ENTRIES SUPPLIED:
* * * * * * * * *

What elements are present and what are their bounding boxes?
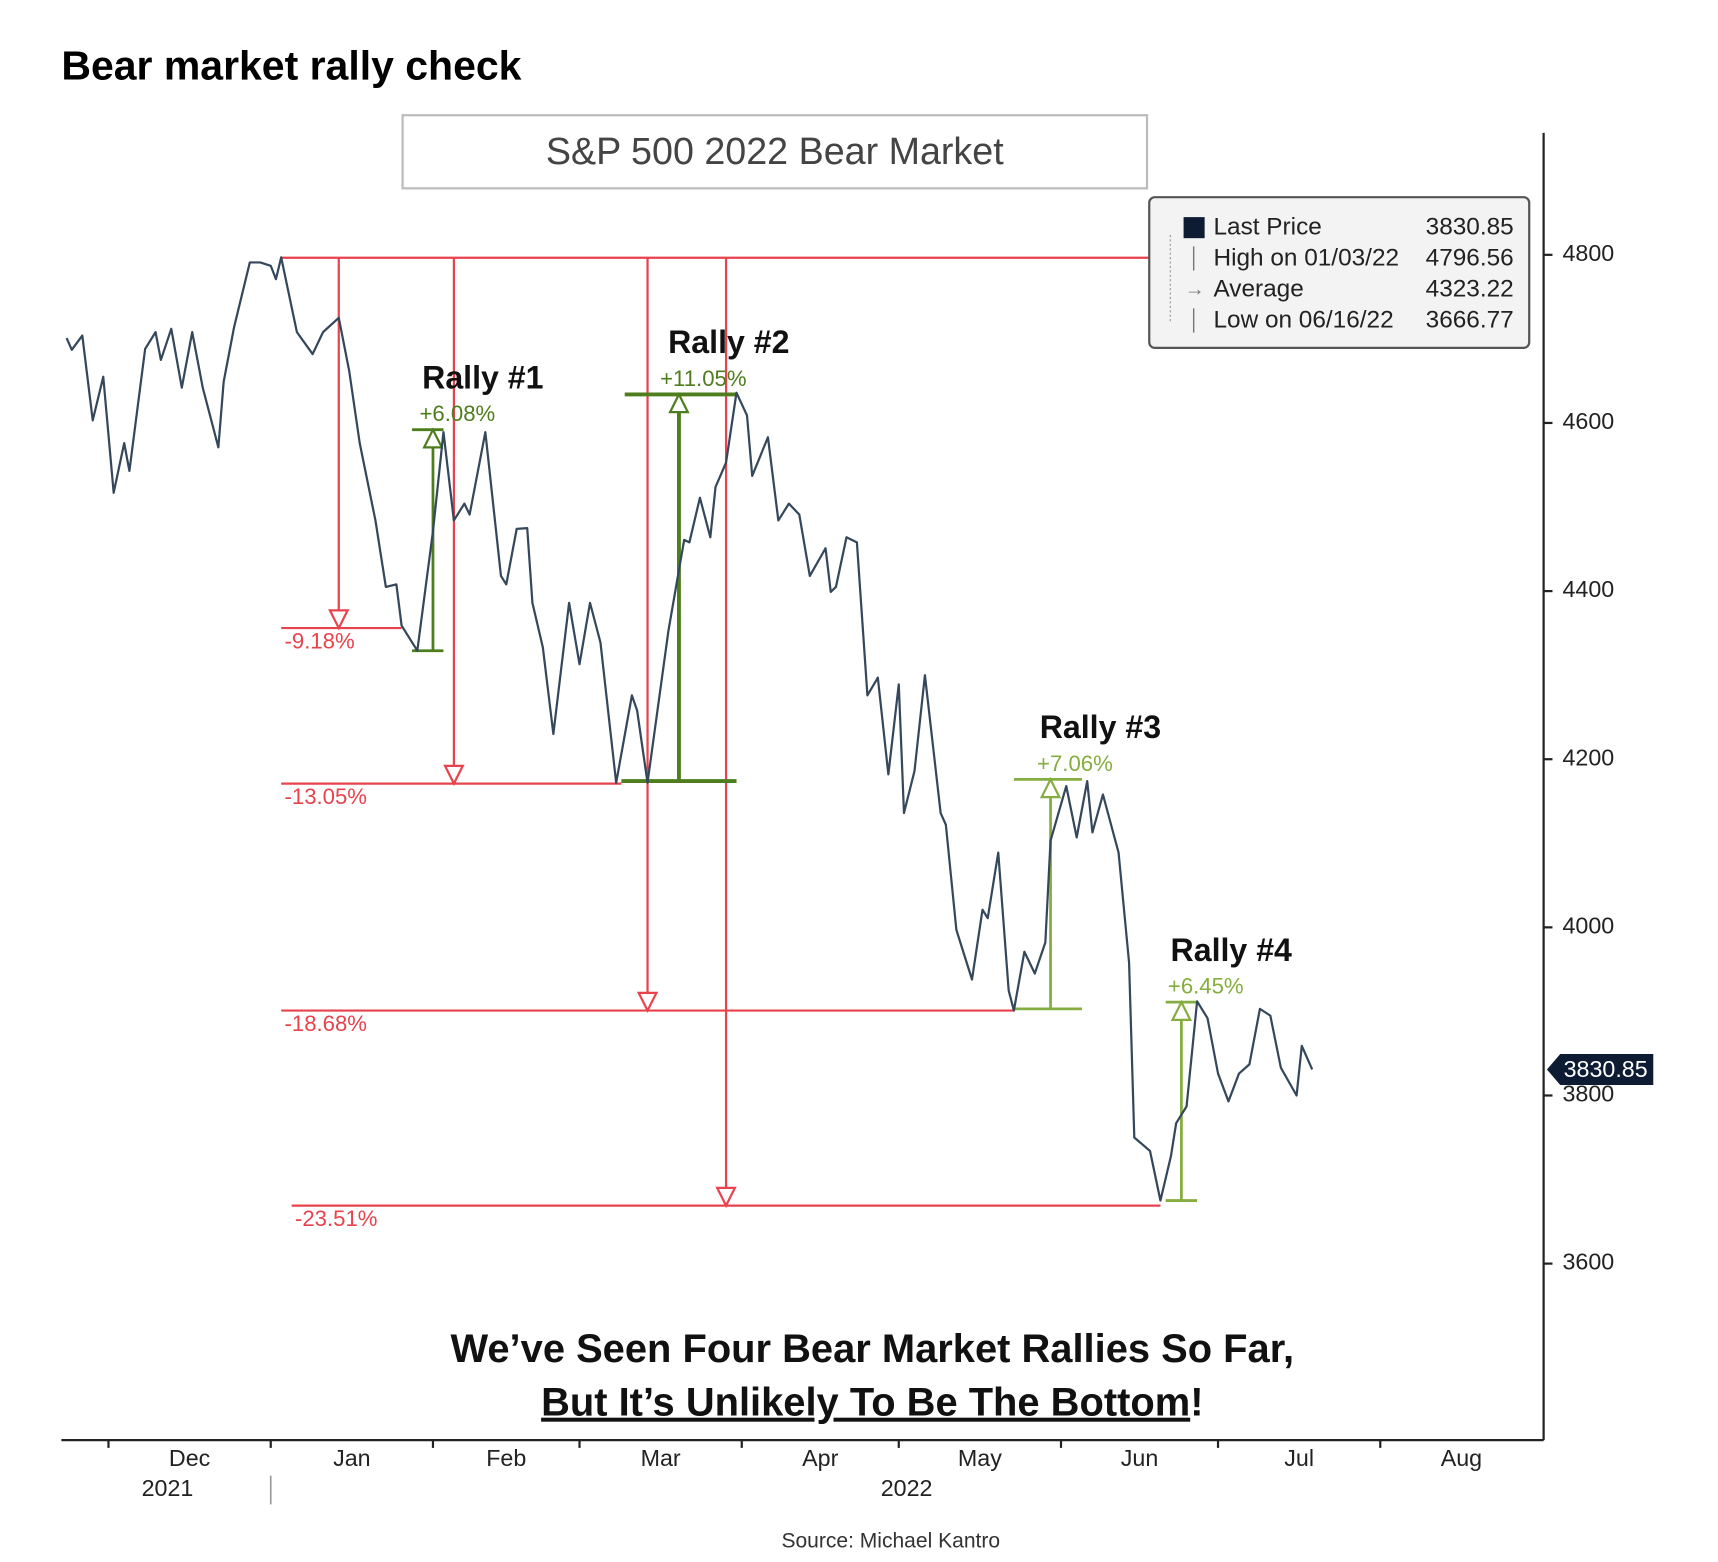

* * * * * * * * *

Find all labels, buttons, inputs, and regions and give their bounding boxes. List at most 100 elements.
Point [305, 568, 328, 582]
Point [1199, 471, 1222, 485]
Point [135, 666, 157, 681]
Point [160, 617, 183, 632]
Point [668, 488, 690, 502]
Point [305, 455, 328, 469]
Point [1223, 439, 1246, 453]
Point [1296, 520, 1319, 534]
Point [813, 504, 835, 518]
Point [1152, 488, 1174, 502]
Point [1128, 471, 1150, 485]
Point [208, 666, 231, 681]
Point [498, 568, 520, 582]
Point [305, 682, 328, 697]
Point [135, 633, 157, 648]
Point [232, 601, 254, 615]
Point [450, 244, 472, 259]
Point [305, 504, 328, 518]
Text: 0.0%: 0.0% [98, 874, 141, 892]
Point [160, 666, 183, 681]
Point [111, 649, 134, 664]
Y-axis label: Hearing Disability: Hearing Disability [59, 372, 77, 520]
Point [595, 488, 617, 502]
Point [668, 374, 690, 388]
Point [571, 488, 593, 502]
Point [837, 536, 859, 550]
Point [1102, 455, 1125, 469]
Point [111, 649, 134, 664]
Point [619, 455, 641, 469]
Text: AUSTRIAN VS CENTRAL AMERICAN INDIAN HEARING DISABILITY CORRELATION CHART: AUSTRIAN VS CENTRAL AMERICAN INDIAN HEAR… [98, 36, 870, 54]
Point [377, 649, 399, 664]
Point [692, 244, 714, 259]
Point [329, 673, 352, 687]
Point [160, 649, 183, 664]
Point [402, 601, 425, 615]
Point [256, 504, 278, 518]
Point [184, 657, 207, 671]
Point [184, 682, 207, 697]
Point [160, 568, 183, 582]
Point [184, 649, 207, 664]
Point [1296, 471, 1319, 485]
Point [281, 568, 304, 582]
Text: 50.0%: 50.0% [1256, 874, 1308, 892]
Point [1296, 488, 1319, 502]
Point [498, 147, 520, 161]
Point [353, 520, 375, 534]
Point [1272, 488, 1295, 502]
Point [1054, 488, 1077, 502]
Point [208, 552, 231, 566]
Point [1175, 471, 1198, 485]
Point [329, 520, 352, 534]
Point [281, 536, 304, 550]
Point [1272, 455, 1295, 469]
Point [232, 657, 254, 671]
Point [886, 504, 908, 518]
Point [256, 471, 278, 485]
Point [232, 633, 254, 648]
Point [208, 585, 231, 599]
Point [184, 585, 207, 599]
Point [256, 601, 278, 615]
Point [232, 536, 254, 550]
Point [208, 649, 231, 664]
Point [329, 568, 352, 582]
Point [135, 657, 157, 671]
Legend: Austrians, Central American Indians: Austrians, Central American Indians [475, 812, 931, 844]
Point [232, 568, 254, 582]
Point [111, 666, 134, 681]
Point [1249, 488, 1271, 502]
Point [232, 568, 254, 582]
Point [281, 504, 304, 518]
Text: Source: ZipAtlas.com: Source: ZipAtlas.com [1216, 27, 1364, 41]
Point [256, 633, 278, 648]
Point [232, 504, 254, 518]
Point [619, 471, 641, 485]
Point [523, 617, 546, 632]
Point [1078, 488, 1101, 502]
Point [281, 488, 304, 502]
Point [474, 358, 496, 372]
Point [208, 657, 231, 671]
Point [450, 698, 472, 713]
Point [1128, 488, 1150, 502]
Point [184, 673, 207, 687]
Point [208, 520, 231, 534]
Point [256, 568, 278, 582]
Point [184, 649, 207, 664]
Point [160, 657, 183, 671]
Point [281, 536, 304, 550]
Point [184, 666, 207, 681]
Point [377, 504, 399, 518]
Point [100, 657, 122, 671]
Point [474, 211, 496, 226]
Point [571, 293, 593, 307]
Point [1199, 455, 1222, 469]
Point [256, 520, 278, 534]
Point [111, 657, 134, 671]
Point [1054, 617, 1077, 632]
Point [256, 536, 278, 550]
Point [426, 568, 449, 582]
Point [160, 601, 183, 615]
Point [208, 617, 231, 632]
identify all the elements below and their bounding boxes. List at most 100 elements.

* * * * * * * * *

Print the lines starting at the one containing "Find all labels, buttons, inputs, and" and ending at the one containing "Point [1128, 471, 1150, 485]", copying each verbatim.

EXPECTED ANSWER:
Find all labels, buttons, inputs, and regions and give their bounding boxes. List at most 100 elements.
Point [305, 568, 328, 582]
Point [1199, 471, 1222, 485]
Point [135, 666, 157, 681]
Point [160, 617, 183, 632]
Point [668, 488, 690, 502]
Point [305, 455, 328, 469]
Point [1223, 439, 1246, 453]
Point [1296, 520, 1319, 534]
Point [813, 504, 835, 518]
Point [1152, 488, 1174, 502]
Point [1128, 471, 1150, 485]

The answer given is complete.